TASK INPUTS:
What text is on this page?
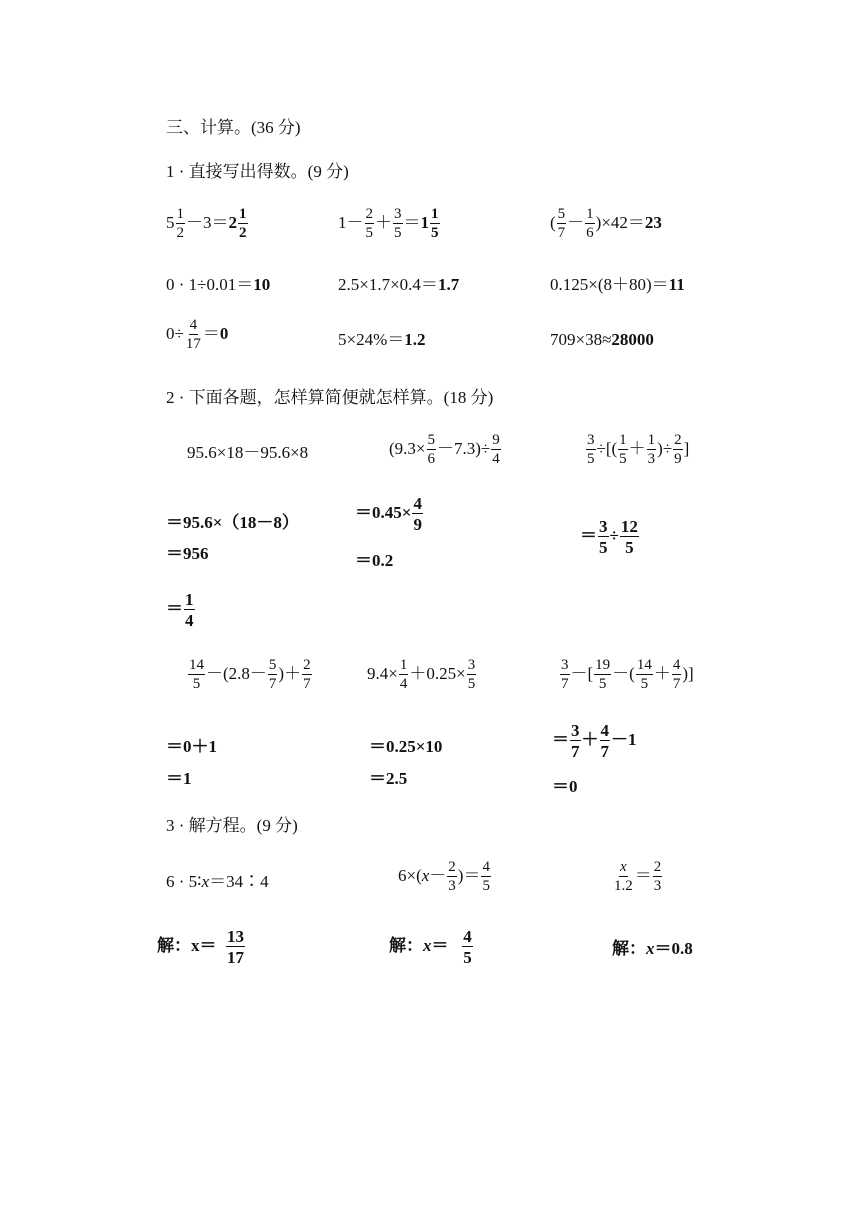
三、计算。(36 分)
1 · 直接写出得数。(9 分)
$5 \frac{1}{2} -3=2 \frac{1}{2}$	$1- \frac{2}{5} + \frac{3}{5} =1 \frac{1}{5}$	( $\frac{5}{7} - \frac{1}{6} )\times 42=23$
0 · 1÷0.01＝10	2.5×1.7×0.4＝1.7	0.125×(8＋80)＝11
$0\div \frac{4}{17} =0$	5×24%＝1.2	709×38≈28000
2 · 下面各题，怎样算简便就怎样算。(18 分)
95.6×18－95.6×8
＝95.6×（18－8）
＝956
＝ $\frac{1}{4}$
$(9.3\times \frac{5}{6} -7.3)\div \frac{9}{4}$
$=0.45\times \frac{4}{9}$
＝0.2
$\frac{3}{5}$ ÷[( $\frac{1}{5} + \frac{1}{3}$ )÷ $\frac{2}{9}$ ]
＝ $\frac{3}{5} \div \frac{12}{5}$
$\frac{14}{5} -(2.8- \frac{5}{7}$ )＋ $\frac{2}{7}$
＝0＋1
＝1
$9.4\times \frac{1}{4} +0.25\times \frac{3}{5}$
＝0.25×10
＝2.5
$\frac{3}{7}$ －[ $\frac{19}{5}$ －( $\frac{14}{5} + \frac{4}{7}$ )]
＝ $\frac{3}{7} + \frac{4}{7} -1$
＝0
3 · 解方程。(9 分)
6 · 5∶x＝34∶4	$6\times(x- \frac{2}{3}$ )＝ $\frac{4}{5}$	$\frac{x}{1.2} = \frac{2}{3}$
解：$x= \frac{13}{17}$	解：$x= \frac{4}{5}$	解：x＝0.8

OBJECTIVE:
All of the lines above should be retyped precisely, apart from the pictures.

PROBLEM SOLUTION:
What text is on this page?
三、计算。(36 分)
1 · 直接写出得数。(9 分)
$5 \frac{1}{2} -3=2 \frac{1}{2}$	$1- \frac{2}{5} + \frac{3}{5} =1 \frac{1}{5}$	( $\frac{5}{7} - \frac{1}{6} )\times 42=23$
0 · 1÷0.01＝10	2.5×1.7×0.4＝1.7	0.125×(8＋80)＝11
$0\div \frac{4}{17} =0$	5×24%＝1.2	709×38≈28000
2 · 下面各题，怎样算简便就怎样算。(18 分)
95.6×18－95.6×8
＝95.6×（18－8）
＝956
＝ $\frac{1}{4}$
$(9.3\times \frac{5}{6} -7.3)\div \frac{9}{4}$
$=0.45\times \frac{4}{9}$
＝0.2
$\frac{3}{5}$ ÷[( $\frac{1}{5} + \frac{1}{3}$ )÷ $\frac{2}{9}$ ]
＝ $\frac{3}{5} \div \frac{12}{5}$
$\frac{14}{5} -(2.8- \frac{5}{7}$ )＋ $\frac{2}{7}$
＝0＋1
＝1
$9.4\times \frac{1}{4} +0.25\times \frac{3}{5}$
＝0.25×10
＝2.5
$\frac{3}{7}$ －[ $\frac{19}{5}$ －( $\frac{14}{5} + \frac{4}{7}$ )]
＝ $\frac{3}{7} + \frac{4}{7} -1$
＝0
3 · 解方程。(9 分)
6 · 5∶x＝34∶4	$6\times(x- \frac{2}{3}$ )＝ $\frac{4}{5}$	$\frac{x}{1.2} = \frac{2}{3}$
解：$x= \frac{13}{17}$	解：$x= \frac{4}{5}$	解：x＝0.8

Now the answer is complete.